Problem to work on » Write out each entry, exactly the way it appears.

───── Records supplied ─────

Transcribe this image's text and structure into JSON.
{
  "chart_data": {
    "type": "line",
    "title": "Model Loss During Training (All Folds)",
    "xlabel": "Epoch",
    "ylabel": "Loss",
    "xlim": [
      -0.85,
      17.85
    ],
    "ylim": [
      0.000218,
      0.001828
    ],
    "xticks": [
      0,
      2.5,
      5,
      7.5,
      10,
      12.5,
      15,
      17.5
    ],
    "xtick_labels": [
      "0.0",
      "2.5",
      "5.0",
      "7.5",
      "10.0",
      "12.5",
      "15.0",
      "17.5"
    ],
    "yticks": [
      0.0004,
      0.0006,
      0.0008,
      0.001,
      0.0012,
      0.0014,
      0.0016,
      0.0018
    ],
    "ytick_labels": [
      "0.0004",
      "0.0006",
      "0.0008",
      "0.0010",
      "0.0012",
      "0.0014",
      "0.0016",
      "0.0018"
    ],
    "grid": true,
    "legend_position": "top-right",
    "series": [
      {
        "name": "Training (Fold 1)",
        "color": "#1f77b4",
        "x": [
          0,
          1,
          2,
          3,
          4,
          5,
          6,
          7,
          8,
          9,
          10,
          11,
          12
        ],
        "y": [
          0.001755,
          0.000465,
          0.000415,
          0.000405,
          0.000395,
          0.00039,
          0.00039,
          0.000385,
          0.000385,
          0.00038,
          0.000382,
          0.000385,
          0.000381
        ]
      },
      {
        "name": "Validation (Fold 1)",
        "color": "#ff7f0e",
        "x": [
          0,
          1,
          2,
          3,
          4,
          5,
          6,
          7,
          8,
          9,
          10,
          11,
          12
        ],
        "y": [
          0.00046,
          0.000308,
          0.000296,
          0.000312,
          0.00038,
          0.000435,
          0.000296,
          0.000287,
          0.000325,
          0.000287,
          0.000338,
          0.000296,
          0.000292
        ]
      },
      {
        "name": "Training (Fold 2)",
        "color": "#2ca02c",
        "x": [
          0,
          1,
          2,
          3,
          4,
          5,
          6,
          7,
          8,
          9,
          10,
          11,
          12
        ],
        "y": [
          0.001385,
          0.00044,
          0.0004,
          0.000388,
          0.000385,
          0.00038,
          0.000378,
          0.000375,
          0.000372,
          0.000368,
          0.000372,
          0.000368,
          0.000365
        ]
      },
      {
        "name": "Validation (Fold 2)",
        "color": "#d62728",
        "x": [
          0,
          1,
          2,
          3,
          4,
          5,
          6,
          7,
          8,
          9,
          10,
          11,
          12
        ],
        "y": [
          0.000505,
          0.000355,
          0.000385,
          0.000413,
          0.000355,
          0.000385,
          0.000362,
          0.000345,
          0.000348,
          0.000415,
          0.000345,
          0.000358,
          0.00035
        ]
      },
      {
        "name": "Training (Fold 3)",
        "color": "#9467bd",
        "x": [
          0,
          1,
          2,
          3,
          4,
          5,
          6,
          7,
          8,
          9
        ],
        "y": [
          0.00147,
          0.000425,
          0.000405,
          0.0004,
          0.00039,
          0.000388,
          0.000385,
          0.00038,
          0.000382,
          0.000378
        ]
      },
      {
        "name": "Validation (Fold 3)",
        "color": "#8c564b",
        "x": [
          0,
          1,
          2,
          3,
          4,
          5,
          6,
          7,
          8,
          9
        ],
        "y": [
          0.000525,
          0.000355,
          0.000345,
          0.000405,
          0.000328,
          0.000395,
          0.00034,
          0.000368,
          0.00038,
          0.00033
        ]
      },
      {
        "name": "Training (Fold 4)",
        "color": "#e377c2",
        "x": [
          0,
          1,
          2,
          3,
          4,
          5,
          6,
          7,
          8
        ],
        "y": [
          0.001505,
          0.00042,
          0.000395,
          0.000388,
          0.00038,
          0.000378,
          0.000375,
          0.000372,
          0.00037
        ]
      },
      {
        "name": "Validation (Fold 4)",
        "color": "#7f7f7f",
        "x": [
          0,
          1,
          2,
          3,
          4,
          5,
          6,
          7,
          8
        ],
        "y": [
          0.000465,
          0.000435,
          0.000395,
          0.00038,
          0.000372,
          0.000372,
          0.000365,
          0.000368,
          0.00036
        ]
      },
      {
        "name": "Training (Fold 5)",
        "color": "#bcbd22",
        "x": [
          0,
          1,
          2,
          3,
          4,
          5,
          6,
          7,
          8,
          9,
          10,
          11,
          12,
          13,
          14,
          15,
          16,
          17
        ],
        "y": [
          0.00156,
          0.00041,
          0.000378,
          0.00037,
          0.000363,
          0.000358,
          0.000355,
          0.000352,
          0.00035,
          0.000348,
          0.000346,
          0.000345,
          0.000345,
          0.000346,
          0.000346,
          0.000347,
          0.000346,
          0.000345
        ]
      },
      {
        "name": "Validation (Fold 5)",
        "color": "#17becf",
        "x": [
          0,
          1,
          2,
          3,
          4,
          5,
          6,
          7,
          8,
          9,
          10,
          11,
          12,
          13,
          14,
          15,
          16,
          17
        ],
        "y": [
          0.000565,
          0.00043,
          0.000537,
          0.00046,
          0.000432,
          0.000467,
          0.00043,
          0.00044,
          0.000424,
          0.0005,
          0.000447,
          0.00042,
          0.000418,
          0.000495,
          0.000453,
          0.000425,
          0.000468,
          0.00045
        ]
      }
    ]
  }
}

─────

Result of the task »
Transcribe this image's text and structure into JSON.
{
  "chart_data": {
    "type": "line",
    "title": "Model Loss During Training (All Folds)",
    "xlabel": "Epoch",
    "ylabel": "Loss",
    "xlim": [
      -0.85,
      17.85
    ],
    "ylim": [
      0.000218,
      0.001828
    ],
    "xticks": [
      0,
      2.5,
      5,
      7.5,
      10,
      12.5,
      15,
      17.5
    ],
    "xtick_labels": [
      "0.0",
      "2.5",
      "5.0",
      "7.5",
      "10.0",
      "12.5",
      "15.0",
      "17.5"
    ],
    "yticks": [
      0.0004,
      0.0006,
      0.0008,
      0.001,
      0.0012,
      0.0014,
      0.0016,
      0.0018
    ],
    "ytick_labels": [
      "0.0004",
      "0.0006",
      "0.0008",
      "0.0010",
      "0.0012",
      "0.0014",
      "0.0016",
      "0.0018"
    ],
    "grid": true,
    "legend_position": "top-right",
    "series": [
      {
        "name": "Training (Fold 1)",
        "color": "#1f77b4",
        "x": [
          0,
          1,
          2,
          3,
          4,
          5,
          6,
          7,
          8,
          9,
          10,
          11,
          12
        ],
        "y": [
          0.001755,
          0.000465,
          0.000415,
          0.000405,
          0.000395,
          0.00039,
          0.00039,
          0.000385,
          0.000385,
          0.00038,
          0.000382,
          0.000385,
          0.000381
        ]
      },
      {
        "name": "Validation (Fold 1)",
        "color": "#ff7f0e",
        "x": [
          0,
          1,
          2,
          3,
          4,
          5,
          6,
          7,
          8,
          9,
          10,
          11,
          12
        ],
        "y": [
          0.00046,
          0.000308,
          0.000296,
          0.000312,
          0.00038,
          0.000435,
          0.000296,
          0.000287,
          0.000325,
          0.000287,
          0.000338,
          0.000296,
          0.000292
        ]
      },
      {
        "name": "Training (Fold 2)",
        "color": "#2ca02c",
        "x": [
          0,
          1,
          2,
          3,
          4,
          5,
          6,
          7,
          8,
          9,
          10,
          11,
          12
        ],
        "y": [
          0.001385,
          0.00044,
          0.0004,
          0.000388,
          0.000385,
          0.00038,
          0.000378,
          0.000375,
          0.000372,
          0.000368,
          0.000372,
          0.000368,
          0.000365
        ]
      },
      {
        "name": "Validation (Fold 2)",
        "color": "#d62728",
        "x": [
          0,
          1,
          2,
          3,
          4,
          5,
          6,
          7,
          8,
          9,
          10,
          11,
          12
        ],
        "y": [
          0.000505,
          0.000355,
          0.000385,
          0.000413,
          0.000355,
          0.000385,
          0.000362,
          0.000345,
          0.000348,
          0.000415,
          0.000345,
          0.000358,
          0.00035
        ]
      },
      {
        "name": "Training (Fold 3)",
        "color": "#9467bd",
        "x": [
          0,
          1,
          2,
          3,
          4,
          5,
          6,
          7,
          8,
          9
        ],
        "y": [
          0.00147,
          0.000425,
          0.000405,
          0.0004,
          0.00039,
          0.000388,
          0.000385,
          0.00038,
          0.000382,
          0.000378
        ]
      },
      {
        "name": "Validation (Fold 3)",
        "color": "#8c564b",
        "x": [
          0,
          1,
          2,
          3,
          4,
          5,
          6,
          7,
          8,
          9
        ],
        "y": [
          0.000525,
          0.000355,
          0.000345,
          0.000405,
          0.000328,
          0.000395,
          0.00034,
          0.000368,
          0.00038,
          0.00033
        ]
      },
      {
        "name": "Training (Fold 4)",
        "color": "#e377c2",
        "x": [
          0,
          1,
          2,
          3,
          4,
          5,
          6,
          7,
          8
        ],
        "y": [
          0.001505,
          0.00042,
          0.000395,
          0.000388,
          0.00038,
          0.000378,
          0.000375,
          0.000372,
          0.00037
        ]
      },
      {
        "name": "Validation (Fold 4)",
        "color": "#7f7f7f",
        "x": [
          0,
          1,
          2,
          3,
          4,
          5,
          6,
          7,
          8
        ],
        "y": [
          0.000465,
          0.000435,
          0.000395,
          0.00038,
          0.000372,
          0.000372,
          0.000365,
          0.000368,
          0.00036
        ]
      },
      {
        "name": "Training (Fold 5)",
        "color": "#bcbd22",
        "x": [
          0,
          1,
          2,
          3,
          4,
          5,
          6,
          7,
          8,
          9,
          10,
          11,
          12,
          13,
          14,
          15,
          16,
          17
        ],
        "y": [
          0.00156,
          0.00041,
          0.000378,
          0.00037,
          0.000363,
          0.000358,
          0.000355,
          0.000352,
          0.00035,
          0.000348,
          0.000346,
          0.000345,
          0.000345,
          0.000346,
          0.000346,
          0.000347,
          0.000346,
          0.000345
        ]
      },
      {
        "name": "Validation (Fold 5)",
        "color": "#17becf",
        "x": [
          0,
          1,
          2,
          3,
          4,
          5,
          6,
          7,
          8,
          9,
          10,
          11,
          12,
          13,
          14,
          15,
          16,
          17
        ],
        "y": [
          0.000565,
          0.00043,
          0.000537,
          0.00046,
          0.000432,
          0.000467,
          0.00043,
          0.00044,
          0.000424,
          0.0005,
          0.000447,
          0.00042,
          0.000418,
          0.000495,
          0.000453,
          0.000425,
          0.000468,
          0.00045
        ]
      }
    ]
  }
}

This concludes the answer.